### [WHAT THE TASK ASKS]
Your job is to restate each entry word for word.

· · · · · · ·

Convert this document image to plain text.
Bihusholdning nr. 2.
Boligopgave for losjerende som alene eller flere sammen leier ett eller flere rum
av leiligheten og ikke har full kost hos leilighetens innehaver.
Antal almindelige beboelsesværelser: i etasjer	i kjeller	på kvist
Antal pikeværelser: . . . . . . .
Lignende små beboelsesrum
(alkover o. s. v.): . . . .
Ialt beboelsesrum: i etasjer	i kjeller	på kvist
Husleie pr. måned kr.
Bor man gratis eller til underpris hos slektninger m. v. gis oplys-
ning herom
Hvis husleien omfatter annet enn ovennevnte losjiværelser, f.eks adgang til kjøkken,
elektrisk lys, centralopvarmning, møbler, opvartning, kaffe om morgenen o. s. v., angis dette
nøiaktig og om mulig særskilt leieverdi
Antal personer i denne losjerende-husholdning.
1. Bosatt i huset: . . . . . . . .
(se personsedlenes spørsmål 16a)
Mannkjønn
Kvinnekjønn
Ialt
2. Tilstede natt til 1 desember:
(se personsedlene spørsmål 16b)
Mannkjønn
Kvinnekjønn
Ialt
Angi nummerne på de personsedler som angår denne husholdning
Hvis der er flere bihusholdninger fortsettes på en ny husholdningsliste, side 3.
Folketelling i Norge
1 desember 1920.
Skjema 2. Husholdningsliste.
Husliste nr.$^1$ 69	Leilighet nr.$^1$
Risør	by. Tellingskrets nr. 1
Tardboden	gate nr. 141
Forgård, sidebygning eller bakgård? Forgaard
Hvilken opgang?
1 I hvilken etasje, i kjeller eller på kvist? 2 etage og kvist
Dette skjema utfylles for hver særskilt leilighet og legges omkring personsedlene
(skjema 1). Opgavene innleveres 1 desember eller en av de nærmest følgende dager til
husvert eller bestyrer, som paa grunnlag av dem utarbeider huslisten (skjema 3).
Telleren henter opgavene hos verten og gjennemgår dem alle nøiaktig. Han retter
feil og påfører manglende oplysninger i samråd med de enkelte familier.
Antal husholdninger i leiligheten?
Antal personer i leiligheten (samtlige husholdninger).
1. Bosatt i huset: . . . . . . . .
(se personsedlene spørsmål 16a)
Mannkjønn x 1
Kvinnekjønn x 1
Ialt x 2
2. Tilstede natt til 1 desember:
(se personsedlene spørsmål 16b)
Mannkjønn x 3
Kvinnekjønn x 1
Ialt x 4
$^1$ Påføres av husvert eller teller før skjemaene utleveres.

· · · · · · ·

### [THE ANSWER]
Convert this document image to plain text.
Bihusholdning nr. 2.
Boligopgave for losjerende som alene eller flere sammen leier ett eller flere rum
av leiligheten og ikke har full kost hos leilighetens innehaver.
Antal almindelige beboelsesværelser: i etasjer	i kjeller	på kvist
Antal pikeværelser: . . . . . . .
Lignende små beboelsesrum
(alkover o. s. v.): . . . .
Ialt beboelsesrum: i etasjer	i kjeller	på kvist
Husleie pr. måned kr.
Bor man gratis eller til underpris hos slektninger m. v. gis oplys-
ning herom
Hvis husleien omfatter annet enn ovennevnte losjiværelser, f.eks adgang til kjøkken,
elektrisk lys, centralopvarmning, møbler, opvartning, kaffe om morgenen o. s. v., angis dette
nøiaktig og om mulig særskilt leieverdi
Antal personer i denne losjerende-husholdning.
1. Bosatt i huset: . . . . . . . .
(se personsedlenes spørsmål 16a)
Mannkjønn
Kvinnekjønn
Ialt
2. Tilstede natt til 1 desember:
(se personsedlene spørsmål 16b)
Mannkjønn
Kvinnekjønn
Ialt
Angi nummerne på de personsedler som angår denne husholdning
Hvis der er flere bihusholdninger fortsettes på en ny husholdningsliste, side 3.
Folketelling i Norge
1 desember 1920.
Skjema 2. Husholdningsliste.
Husliste nr.$^1$ 69	Leilighet nr.$^1$
Risør	by. Tellingskrets nr. 1
Tardboden	gate nr. 141
Forgård, sidebygning eller bakgård? Forgaard
Hvilken opgang?
1 I hvilken etasje, i kjeller eller på kvist? 2 etage og kvist
Dette skjema utfylles for hver særskilt leilighet og legges omkring personsedlene
(skjema 1). Opgavene innleveres 1 desember eller en av de nærmest følgende dager til
husvert eller bestyrer, som paa grunnlag av dem utarbeider huslisten (skjema 3).
Telleren henter opgavene hos verten og gjennemgår dem alle nøiaktig. Han retter
feil og påfører manglende oplysninger i samråd med de enkelte familier.
Antal husholdninger i leiligheten?
Antal personer i leiligheten (samtlige husholdninger).
1. Bosatt i huset: . . . . . . . .
(se personsedlene spørsmål 16a)
Mannkjønn x 1
Kvinnekjønn x 1
Ialt x 2
2. Tilstede natt til 1 desember:
(se personsedlene spørsmål 16b)
Mannkjønn x 3
Kvinnekjønn x 1
Ialt x 4
$^1$ Påføres av husvert eller teller før skjemaene utleveres.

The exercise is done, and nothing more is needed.